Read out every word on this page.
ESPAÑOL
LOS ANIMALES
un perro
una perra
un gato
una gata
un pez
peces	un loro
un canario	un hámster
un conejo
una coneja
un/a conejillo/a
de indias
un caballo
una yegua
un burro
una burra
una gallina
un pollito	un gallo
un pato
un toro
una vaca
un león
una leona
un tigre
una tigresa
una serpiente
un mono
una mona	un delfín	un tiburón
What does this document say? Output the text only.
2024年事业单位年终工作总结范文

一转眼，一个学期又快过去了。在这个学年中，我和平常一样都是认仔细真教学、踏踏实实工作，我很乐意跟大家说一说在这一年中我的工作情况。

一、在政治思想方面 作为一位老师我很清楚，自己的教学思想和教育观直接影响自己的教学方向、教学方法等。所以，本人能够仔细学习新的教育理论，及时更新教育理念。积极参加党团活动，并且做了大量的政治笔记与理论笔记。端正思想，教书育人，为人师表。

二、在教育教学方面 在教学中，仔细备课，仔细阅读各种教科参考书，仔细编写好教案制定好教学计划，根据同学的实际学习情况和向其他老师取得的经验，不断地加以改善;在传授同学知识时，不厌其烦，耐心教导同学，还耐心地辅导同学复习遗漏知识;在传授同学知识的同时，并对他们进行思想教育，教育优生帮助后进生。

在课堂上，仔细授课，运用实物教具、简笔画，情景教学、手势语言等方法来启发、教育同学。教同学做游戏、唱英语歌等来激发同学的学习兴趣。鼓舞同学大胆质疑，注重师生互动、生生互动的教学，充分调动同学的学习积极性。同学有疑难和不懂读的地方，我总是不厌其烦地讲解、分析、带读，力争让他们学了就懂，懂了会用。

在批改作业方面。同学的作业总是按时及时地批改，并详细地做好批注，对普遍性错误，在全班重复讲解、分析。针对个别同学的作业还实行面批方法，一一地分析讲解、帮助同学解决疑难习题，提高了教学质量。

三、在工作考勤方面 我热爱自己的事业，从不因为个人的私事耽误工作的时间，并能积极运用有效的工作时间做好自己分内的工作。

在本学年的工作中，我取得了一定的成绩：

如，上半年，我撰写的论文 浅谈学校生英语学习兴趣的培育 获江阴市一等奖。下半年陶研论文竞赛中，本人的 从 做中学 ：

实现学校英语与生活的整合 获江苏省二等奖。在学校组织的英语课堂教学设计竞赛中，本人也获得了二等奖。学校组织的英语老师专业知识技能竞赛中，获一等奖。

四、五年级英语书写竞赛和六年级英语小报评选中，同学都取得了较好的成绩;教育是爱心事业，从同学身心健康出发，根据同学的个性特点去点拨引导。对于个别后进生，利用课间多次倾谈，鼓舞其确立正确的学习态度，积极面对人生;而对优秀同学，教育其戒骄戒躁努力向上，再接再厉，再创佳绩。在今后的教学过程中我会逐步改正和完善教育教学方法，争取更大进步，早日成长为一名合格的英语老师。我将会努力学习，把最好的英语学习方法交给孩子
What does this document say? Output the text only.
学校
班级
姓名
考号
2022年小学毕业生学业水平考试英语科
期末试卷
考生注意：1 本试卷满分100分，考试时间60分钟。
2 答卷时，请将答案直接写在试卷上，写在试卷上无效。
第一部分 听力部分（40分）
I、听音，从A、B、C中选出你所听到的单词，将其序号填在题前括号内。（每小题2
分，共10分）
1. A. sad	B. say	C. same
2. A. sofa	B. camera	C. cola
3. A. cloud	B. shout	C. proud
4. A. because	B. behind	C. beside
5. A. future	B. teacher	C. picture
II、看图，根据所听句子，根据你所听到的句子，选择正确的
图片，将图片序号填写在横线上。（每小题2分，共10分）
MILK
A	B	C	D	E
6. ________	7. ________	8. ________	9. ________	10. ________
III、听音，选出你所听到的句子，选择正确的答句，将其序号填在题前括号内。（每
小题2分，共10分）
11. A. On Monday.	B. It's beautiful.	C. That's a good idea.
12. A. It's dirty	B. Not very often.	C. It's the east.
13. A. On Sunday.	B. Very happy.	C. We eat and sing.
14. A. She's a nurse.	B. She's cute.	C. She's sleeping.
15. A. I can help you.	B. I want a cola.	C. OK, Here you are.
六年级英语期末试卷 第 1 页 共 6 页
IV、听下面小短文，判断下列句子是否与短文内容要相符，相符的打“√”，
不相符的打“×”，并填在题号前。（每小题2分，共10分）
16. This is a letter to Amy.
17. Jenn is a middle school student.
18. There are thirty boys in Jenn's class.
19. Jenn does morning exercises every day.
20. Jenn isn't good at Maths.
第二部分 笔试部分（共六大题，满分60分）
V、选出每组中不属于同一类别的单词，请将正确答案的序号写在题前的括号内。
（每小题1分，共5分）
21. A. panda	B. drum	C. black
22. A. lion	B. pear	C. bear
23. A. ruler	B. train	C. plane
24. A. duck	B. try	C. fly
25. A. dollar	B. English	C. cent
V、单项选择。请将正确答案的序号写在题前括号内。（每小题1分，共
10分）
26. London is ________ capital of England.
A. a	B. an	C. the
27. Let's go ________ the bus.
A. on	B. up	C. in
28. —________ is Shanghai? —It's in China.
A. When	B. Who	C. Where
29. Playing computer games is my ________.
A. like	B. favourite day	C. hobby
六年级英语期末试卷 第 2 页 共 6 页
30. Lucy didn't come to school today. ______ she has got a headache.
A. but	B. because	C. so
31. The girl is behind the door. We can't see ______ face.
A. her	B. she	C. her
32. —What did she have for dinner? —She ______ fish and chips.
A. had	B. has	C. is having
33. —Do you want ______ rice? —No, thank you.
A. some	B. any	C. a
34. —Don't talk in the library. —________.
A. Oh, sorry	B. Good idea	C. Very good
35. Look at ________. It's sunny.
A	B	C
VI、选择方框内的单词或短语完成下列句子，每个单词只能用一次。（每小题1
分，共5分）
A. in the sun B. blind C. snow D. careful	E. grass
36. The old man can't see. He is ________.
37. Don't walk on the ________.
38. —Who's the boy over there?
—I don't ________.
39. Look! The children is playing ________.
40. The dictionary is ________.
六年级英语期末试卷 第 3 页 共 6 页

* * *

▶ _What is expected_
Transcribe every record above exactly as it appears.

▶ _Correct output_
Read out every word on this page.
ESPAÑOL
LOS ANIMALES
un perro
una perra
un gato
una gata
un pez
peces	un loro
un canario	un hámster
un conejo
una coneja
un/a conejillo/a
de indias
un caballo
una yegua
un burro
una burra
una gallina
un pollito	un gallo
un pato
un toro
una vaca
un león
una leona
un tigre
una tigresa
una serpiente
un mono
una mona	un delfín	un tiburón
What does this document say? Output the text only.
2024年事业单位年终工作总结范文

一转眼，一个学期又快过去了。在这个学年中，我和平常一样都是认仔细真教学、踏踏实实工作，我很乐意跟大家说一说在这一年中我的工作情况。

一、在政治思想方面 作为一位老师我很清楚，自己的教学思想和教育观直接影响自己的教学方向、教学方法等。所以，本人能够仔细学习新的教育理论，及时更新教育理念。积极参加党团活动，并且做了大量的政治笔记与理论笔记。端正思想，教书育人，为人师表。

二、在教育教学方面 在教学中，仔细备课，仔细阅读各种教科参考书，仔细编写好教案制定好教学计划，根据同学的实际学习情况和向其他老师取得的经验，不断地加以改善;在传授同学知识时，不厌其烦，耐心教导同学，还耐心地辅导同学复习遗漏知识;在传授同学知识的同时，并对他们进行思想教育，教育优生帮助后进生。

在课堂上，仔细授课，运用实物教具、简笔画，情景教学、手势语言等方法来启发、教育同学。教同学做游戏、唱英语歌等来激发同学的学习兴趣。鼓舞同学大胆质疑，注重师生互动、生生互动的教学，充分调动同学的学习积极性。同学有疑难和不懂读的地方，我总是不厌其烦地讲解、分析、带读，力争让他们学了就懂，懂了会用。

在批改作业方面。同学的作业总是按时及时地批改，并详细地做好批注，对普遍性错误，在全班重复讲解、分析。针对个别同学的作业还实行面批方法，一一地分析讲解、帮助同学解决疑难习题，提高了教学质量。

三、在工作考勤方面 我热爱自己的事业，从不因为个人的私事耽误工作的时间，并能积极运用有效的工作时间做好自己分内的工作。

在本学年的工作中，我取得了一定的成绩：

如，上半年，我撰写的论文 浅谈学校生英语学习兴趣的培育 获江阴市一等奖。下半年陶研论文竞赛中，本人的 从 做中学 ：

实现学校英语与生活的整合 获江苏省二等奖。在学校组织的英语课堂教学设计竞赛中，本人也获得了二等奖。学校组织的英语老师专业知识技能竞赛中，获一等奖。

四、五年级英语书写竞赛和六年级英语小报评选中，同学都取得了较好的成绩;教育是爱心事业，从同学身心健康出发，根据同学的个性特点去点拨引导。对于个别后进生，利用课间多次倾谈，鼓舞其确立正确的学习态度，积极面对人生;而对优秀同学，教育其戒骄戒躁努力向上，再接再厉，再创佳绩。在今后的教学过程中我会逐步改正和完善教育教学方法，争取更大进步，早日成长为一名合格的英语老师。我将会努力学习，把最好的英语学习方法交给孩子
What does this document say? Output the text only.
学校
班级
姓名
考号
2022年小学毕业生学业水平考试英语科
期末试卷
考生注意：1 本试卷满分100分，考试时间60分钟。
2 答卷时，请将答案直接写在试卷上，写在试卷上无效。
第一部分 听力部分（40分）
I、听音，从A、B、C中选出你所听到的单词，将其序号填在题前括号内。（每小题2
分，共10分）
1. A. sad	B. say	C. same
2. A. sofa	B. camera	C. cola
3. A. cloud	B. shout	C. proud
4. A. because	B. behind	C. beside
5. A. future	B. teacher	C. picture
II、看图，根据所听句子，根据你所听到的句子，选择正确的
图片，将图片序号填写在横线上。（每小题2分，共10分）
MILK
A	B	C	D	E
6. ________	7. ________	8. ________	9. ________	10. ________
III、听音，选出你所听到的句子，选择正确的答句，将其序号填在题前括号内。（每
小题2分，共10分）
11. A. On Monday.	B. It's beautiful.	C. That's a good idea.
12. A. It's dirty	B. Not very often.	C. It's the east.
13. A. On Sunday.	B. Very happy.	C. We eat and sing.
14. A. She's a nurse.	B. She's cute.	C. She's sleeping.
15. A. I can help you.	B. I want a cola.	C. OK, Here you are.
六年级英语期末试卷 第 1 页 共 6 页
IV、听下面小短文，判断下列句子是否与短文内容要相符，相符的打“√”，
不相符的打“×”，并填在题号前。（每小题2分，共10分）
16. This is a letter to Amy.
17. Jenn is a middle school student.
18. There are thirty boys in Jenn's class.
19. Jenn does morning exercises every day.
20. Jenn isn't good at Maths.
第二部分 笔试部分（共六大题，满分60分）
V、选出每组中不属于同一类别的单词，请将正确答案的序号写在题前的括号内。
（每小题1分，共5分）
21. A. panda	B. drum	C. black
22. A. lion	B. pear	C. bear
23. A. ruler	B. train	C. plane
24. A. duck	B. try	C. fly
25. A. dollar	B. English	C. cent
V、单项选择。请将正确答案的序号写在题前括号内。（每小题1分，共
10分）
26. London is ________ capital of England.
A. a	B. an	C. the
27. Let's go ________ the bus.
A. on	B. up	C. in
28. —________ is Shanghai? —It's in China.
A. When	B. Who	C. Where
29. Playing computer games is my ________.
A. like	B. favourite day	C. hobby
六年级英语期末试卷 第 2 页 共 6 页
30. Lucy didn't come to school today. ______ she has got a headache.
A. but	B. because	C. so
31. The girl is behind the door. We can't see ______ face.
A. her	B. she	C. her
32. —What did she have for dinner? —She ______ fish and chips.
A. had	B. has	C. is having
33. —Do you want ______ rice? —No, thank you.
A. some	B. any	C. a
34. —Don't talk in the library. —________.
A. Oh, sorry	B. Good idea	C. Very good
35. Look at ________. It's sunny.
A	B	C
VI、选择方框内的单词或短语完成下列句子，每个单词只能用一次。（每小题1
分，共5分）
A. in the sun B. blind C. snow D. careful	E. grass
36. The old man can't see. He is ________.
37. Don't walk on the ________.
38. —Who's the boy over there?
—I don't ________.
39. Look! The children is playing ________.
40. The dictionary is ________.
六年级英语期末试卷 第 3 页 共 6 页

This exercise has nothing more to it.